Stored records:
>>>

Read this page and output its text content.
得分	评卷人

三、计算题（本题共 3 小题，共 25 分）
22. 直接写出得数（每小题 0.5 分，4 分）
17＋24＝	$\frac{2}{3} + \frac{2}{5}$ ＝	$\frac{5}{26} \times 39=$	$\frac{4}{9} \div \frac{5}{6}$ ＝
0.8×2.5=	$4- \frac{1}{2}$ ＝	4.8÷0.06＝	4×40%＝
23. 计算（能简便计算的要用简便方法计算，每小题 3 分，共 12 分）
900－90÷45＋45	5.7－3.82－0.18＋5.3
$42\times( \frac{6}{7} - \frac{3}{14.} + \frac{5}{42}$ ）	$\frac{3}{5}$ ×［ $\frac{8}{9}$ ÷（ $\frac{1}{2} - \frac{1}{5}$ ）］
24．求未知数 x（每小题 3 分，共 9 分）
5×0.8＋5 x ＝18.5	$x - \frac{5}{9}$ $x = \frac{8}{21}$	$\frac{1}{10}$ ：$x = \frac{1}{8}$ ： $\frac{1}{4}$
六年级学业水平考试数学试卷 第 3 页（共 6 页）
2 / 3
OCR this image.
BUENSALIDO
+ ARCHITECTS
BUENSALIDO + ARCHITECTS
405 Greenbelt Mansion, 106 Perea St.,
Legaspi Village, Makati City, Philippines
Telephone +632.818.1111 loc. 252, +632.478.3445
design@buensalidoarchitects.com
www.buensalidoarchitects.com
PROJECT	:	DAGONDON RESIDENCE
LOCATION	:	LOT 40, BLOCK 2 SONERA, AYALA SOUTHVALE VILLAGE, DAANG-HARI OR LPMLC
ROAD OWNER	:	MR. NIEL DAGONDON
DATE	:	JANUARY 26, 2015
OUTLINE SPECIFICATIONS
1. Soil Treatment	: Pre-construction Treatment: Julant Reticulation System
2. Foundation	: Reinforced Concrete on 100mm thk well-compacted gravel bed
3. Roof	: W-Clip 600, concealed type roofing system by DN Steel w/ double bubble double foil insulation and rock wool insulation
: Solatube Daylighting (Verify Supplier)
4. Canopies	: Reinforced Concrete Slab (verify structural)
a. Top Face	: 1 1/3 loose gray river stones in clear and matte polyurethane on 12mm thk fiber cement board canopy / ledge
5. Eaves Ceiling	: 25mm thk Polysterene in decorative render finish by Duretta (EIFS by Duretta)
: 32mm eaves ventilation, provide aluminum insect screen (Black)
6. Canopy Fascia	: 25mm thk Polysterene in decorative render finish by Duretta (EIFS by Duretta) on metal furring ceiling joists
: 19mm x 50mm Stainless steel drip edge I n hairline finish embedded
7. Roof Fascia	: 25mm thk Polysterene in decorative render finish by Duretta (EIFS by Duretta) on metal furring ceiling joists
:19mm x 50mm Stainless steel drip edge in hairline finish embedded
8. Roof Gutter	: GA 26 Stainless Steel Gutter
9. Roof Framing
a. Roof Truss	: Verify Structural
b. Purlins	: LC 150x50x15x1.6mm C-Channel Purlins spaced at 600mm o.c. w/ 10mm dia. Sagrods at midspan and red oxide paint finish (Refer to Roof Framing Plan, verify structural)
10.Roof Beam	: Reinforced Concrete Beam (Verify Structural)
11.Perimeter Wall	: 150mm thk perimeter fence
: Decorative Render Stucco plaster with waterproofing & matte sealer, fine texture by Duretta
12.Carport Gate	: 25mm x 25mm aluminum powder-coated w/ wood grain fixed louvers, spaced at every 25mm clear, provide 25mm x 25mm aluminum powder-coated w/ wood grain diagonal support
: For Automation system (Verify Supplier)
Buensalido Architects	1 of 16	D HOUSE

<<<

Exercise directions =>
Each line of the listing should be copied exactly.

Solved problem =>
Read this page and output its text content.
得分	评卷人

三、计算题（本题共 3 小题，共 25 分）
22. 直接写出得数（每小题 0.5 分，4 分）
17＋24＝	$\frac{2}{3} + \frac{2}{5}$ ＝	$\frac{5}{26} \times 39=$	$\frac{4}{9} \div \frac{5}{6}$ ＝
0.8×2.5=	$4- \frac{1}{2}$ ＝	4.8÷0.06＝	4×40%＝
23. 计算（能简便计算的要用简便方法计算，每小题 3 分，共 12 分）
900－90÷45＋45	5.7－3.82－0.18＋5.3
$42\times( \frac{6}{7} - \frac{3}{14.} + \frac{5}{42}$ ）	$\frac{3}{5}$ ×［ $\frac{8}{9}$ ÷（ $\frac{1}{2} - \frac{1}{5}$ ）］
24．求未知数 x（每小题 3 分，共 9 分）
5×0.8＋5 x ＝18.5	$x - \frac{5}{9}$ $x = \frac{8}{21}$	$\frac{1}{10}$ ：$x = \frac{1}{8}$ ： $\frac{1}{4}$
六年级学业水平考试数学试卷 第 3 页（共 6 页）
2 / 3
OCR this image.
BUENSALIDO
+ ARCHITECTS
BUENSALIDO + ARCHITECTS
405 Greenbelt Mansion, 106 Perea St.,
Legaspi Village, Makati City, Philippines
Telephone +632.818.1111 loc. 252, +632.478.3445
design@buensalidoarchitects.com
www.buensalidoarchitects.com
PROJECT	:	DAGONDON RESIDENCE
LOCATION	:	LOT 40, BLOCK 2 SONERA, AYALA SOUTHVALE VILLAGE, DAANG-HARI OR LPMLC
ROAD OWNER	:	MR. NIEL DAGONDON
DATE	:	JANUARY 26, 2015
OUTLINE SPECIFICATIONS
1. Soil Treatment	: Pre-construction Treatment: Julant Reticulation System
2. Foundation	: Reinforced Concrete on 100mm thk well-compacted gravel bed
3. Roof	: W-Clip 600, concealed type roofing system by DN Steel w/ double bubble double foil insulation and rock wool insulation
: Solatube Daylighting (Verify Supplier)
4. Canopies	: Reinforced Concrete Slab (verify structural)
a. Top Face	: 1 1/3 loose gray river stones in clear and matte polyurethane on 12mm thk fiber cement board canopy / ledge
5. Eaves Ceiling	: 25mm thk Polysterene in decorative render finish by Duretta (EIFS by Duretta)
: 32mm eaves ventilation, provide aluminum insect screen (Black)
6. Canopy Fascia	: 25mm thk Polysterene in decorative render finish by Duretta (EIFS by Duretta) on metal furring ceiling joists
: 19mm x 50mm Stainless steel drip edge I n hairline finish embedded
7. Roof Fascia	: 25mm thk Polysterene in decorative render finish by Duretta (EIFS by Duretta) on metal furring ceiling joists
:19mm x 50mm Stainless steel drip edge in hairline finish embedded
8. Roof Gutter	: GA 26 Stainless Steel Gutter
9. Roof Framing
a. Roof Truss	: Verify Structural
b. Purlins	: LC 150x50x15x1.6mm C-Channel Purlins spaced at 600mm o.c. w/ 10mm dia. Sagrods at midspan and red oxide paint finish (Refer to Roof Framing Plan, verify structural)
10.Roof Beam	: Reinforced Concrete Beam (Verify Structural)
11.Perimeter Wall	: 150mm thk perimeter fence
: Decorative Render Stucco plaster with waterproofing & matte sealer, fine texture by Duretta
12.Carport Gate	: 25mm x 25mm aluminum powder-coated w/ wood grain fixed louvers, spaced at every 25mm clear, provide 25mm x 25mm aluminum powder-coated w/ wood grain diagonal support
: For Automation system (Verify Supplier)
Buensalido Architects	1 of 16	D HOUSE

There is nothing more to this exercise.